Start Data in this exercise

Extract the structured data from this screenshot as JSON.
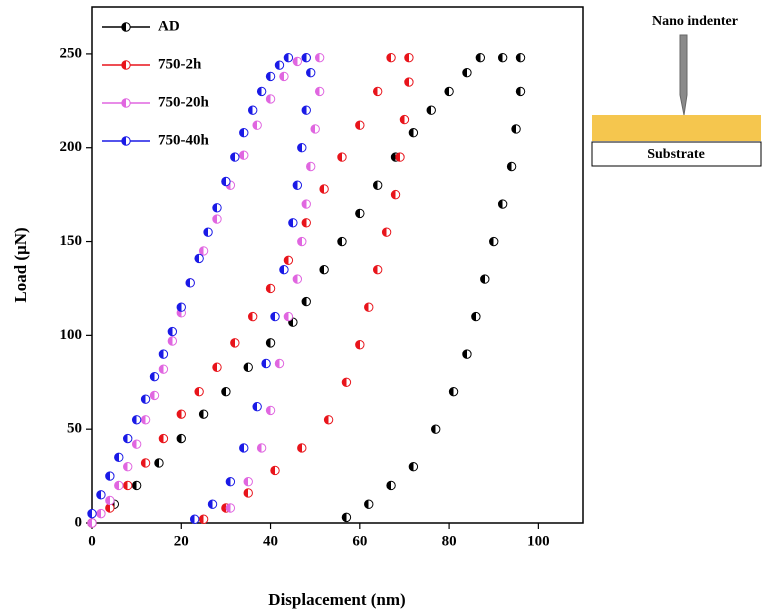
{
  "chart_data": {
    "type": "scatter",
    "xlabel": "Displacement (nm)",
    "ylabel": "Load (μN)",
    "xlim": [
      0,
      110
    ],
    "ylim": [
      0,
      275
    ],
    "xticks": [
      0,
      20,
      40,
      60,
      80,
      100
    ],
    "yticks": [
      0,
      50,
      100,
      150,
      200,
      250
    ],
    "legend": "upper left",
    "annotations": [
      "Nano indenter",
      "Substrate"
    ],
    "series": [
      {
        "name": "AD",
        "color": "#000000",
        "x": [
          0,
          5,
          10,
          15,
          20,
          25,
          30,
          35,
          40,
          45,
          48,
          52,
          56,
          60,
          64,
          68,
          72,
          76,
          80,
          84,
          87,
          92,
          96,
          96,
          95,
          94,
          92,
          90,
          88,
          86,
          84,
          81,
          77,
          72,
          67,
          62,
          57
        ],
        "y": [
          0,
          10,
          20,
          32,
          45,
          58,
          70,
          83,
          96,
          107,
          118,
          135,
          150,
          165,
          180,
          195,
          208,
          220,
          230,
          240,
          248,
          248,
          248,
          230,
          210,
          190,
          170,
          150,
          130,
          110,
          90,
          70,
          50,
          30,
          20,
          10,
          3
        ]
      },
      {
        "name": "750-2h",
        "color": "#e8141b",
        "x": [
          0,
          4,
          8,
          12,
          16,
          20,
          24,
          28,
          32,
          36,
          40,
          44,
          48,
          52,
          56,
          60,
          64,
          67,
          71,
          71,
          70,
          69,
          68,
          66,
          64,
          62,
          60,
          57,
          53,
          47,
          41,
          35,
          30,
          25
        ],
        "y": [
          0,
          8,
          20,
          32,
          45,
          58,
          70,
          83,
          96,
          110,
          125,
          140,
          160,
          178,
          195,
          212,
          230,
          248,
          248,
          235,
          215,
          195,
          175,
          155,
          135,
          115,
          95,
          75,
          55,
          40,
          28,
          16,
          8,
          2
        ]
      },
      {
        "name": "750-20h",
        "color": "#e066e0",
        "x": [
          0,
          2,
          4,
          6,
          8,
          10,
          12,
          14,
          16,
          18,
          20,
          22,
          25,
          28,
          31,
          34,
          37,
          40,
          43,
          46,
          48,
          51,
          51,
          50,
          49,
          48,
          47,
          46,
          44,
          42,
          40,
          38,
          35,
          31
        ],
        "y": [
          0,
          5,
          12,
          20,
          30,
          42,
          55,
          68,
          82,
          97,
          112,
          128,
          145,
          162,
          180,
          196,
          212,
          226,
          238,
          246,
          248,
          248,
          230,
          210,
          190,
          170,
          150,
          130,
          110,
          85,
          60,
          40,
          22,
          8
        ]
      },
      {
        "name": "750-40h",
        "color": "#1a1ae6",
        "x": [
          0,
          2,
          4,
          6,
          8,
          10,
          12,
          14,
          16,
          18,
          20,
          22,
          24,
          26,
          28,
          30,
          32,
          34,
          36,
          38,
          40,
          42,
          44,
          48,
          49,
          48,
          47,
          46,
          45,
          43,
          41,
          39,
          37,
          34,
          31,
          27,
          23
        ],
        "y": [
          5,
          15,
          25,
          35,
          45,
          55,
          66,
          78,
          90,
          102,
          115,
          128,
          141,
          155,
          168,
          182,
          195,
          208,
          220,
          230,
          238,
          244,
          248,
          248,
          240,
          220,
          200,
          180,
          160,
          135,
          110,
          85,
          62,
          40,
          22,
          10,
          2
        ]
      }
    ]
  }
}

End Data in this exercise

Task goal ▸ All of the material above should be reproduced exactly, except the pictures.

Result for this exercise ▸
Extract the structured data from this screenshot as JSON.
{
  "chart_data": {
    "type": "scatter",
    "xlabel": "Displacement (nm)",
    "ylabel": "Load (μN)",
    "xlim": [
      0,
      110
    ],
    "ylim": [
      0,
      275
    ],
    "xticks": [
      0,
      20,
      40,
      60,
      80,
      100
    ],
    "yticks": [
      0,
      50,
      100,
      150,
      200,
      250
    ],
    "legend": "upper left",
    "annotations": [
      "Nano indenter",
      "Substrate"
    ],
    "series": [
      {
        "name": "AD",
        "color": "#000000",
        "x": [
          0,
          5,
          10,
          15,
          20,
          25,
          30,
          35,
          40,
          45,
          48,
          52,
          56,
          60,
          64,
          68,
          72,
          76,
          80,
          84,
          87,
          92,
          96,
          96,
          95,
          94,
          92,
          90,
          88,
          86,
          84,
          81,
          77,
          72,
          67,
          62,
          57
        ],
        "y": [
          0,
          10,
          20,
          32,
          45,
          58,
          70,
          83,
          96,
          107,
          118,
          135,
          150,
          165,
          180,
          195,
          208,
          220,
          230,
          240,
          248,
          248,
          248,
          230,
          210,
          190,
          170,
          150,
          130,
          110,
          90,
          70,
          50,
          30,
          20,
          10,
          3
        ]
      },
      {
        "name": "750-2h",
        "color": "#e8141b",
        "x": [
          0,
          4,
          8,
          12,
          16,
          20,
          24,
          28,
          32,
          36,
          40,
          44,
          48,
          52,
          56,
          60,
          64,
          67,
          71,
          71,
          70,
          69,
          68,
          66,
          64,
          62,
          60,
          57,
          53,
          47,
          41,
          35,
          30,
          25
        ],
        "y": [
          0,
          8,
          20,
          32,
          45,
          58,
          70,
          83,
          96,
          110,
          125,
          140,
          160,
          178,
          195,
          212,
          230,
          248,
          248,
          235,
          215,
          195,
          175,
          155,
          135,
          115,
          95,
          75,
          55,
          40,
          28,
          16,
          8,
          2
        ]
      },
      {
        "name": "750-20h",
        "color": "#e066e0",
        "x": [
          0,
          2,
          4,
          6,
          8,
          10,
          12,
          14,
          16,
          18,
          20,
          22,
          25,
          28,
          31,
          34,
          37,
          40,
          43,
          46,
          48,
          51,
          51,
          50,
          49,
          48,
          47,
          46,
          44,
          42,
          40,
          38,
          35,
          31
        ],
        "y": [
          0,
          5,
          12,
          20,
          30,
          42,
          55,
          68,
          82,
          97,
          112,
          128,
          145,
          162,
          180,
          196,
          212,
          226,
          238,
          246,
          248,
          248,
          230,
          210,
          190,
          170,
          150,
          130,
          110,
          85,
          60,
          40,
          22,
          8
        ]
      },
      {
        "name": "750-40h",
        "color": "#1a1ae6",
        "x": [
          0,
          2,
          4,
          6,
          8,
          10,
          12,
          14,
          16,
          18,
          20,
          22,
          24,
          26,
          28,
          30,
          32,
          34,
          36,
          38,
          40,
          42,
          44,
          48,
          49,
          48,
          47,
          46,
          45,
          43,
          41,
          39,
          37,
          34,
          31,
          27,
          23
        ],
        "y": [
          5,
          15,
          25,
          35,
          45,
          55,
          66,
          78,
          90,
          102,
          115,
          128,
          141,
          155,
          168,
          182,
          195,
          208,
          220,
          230,
          238,
          244,
          248,
          248,
          240,
          220,
          200,
          180,
          160,
          135,
          110,
          85,
          62,
          40,
          22,
          10,
          2
        ]
      }
    ]
  }
}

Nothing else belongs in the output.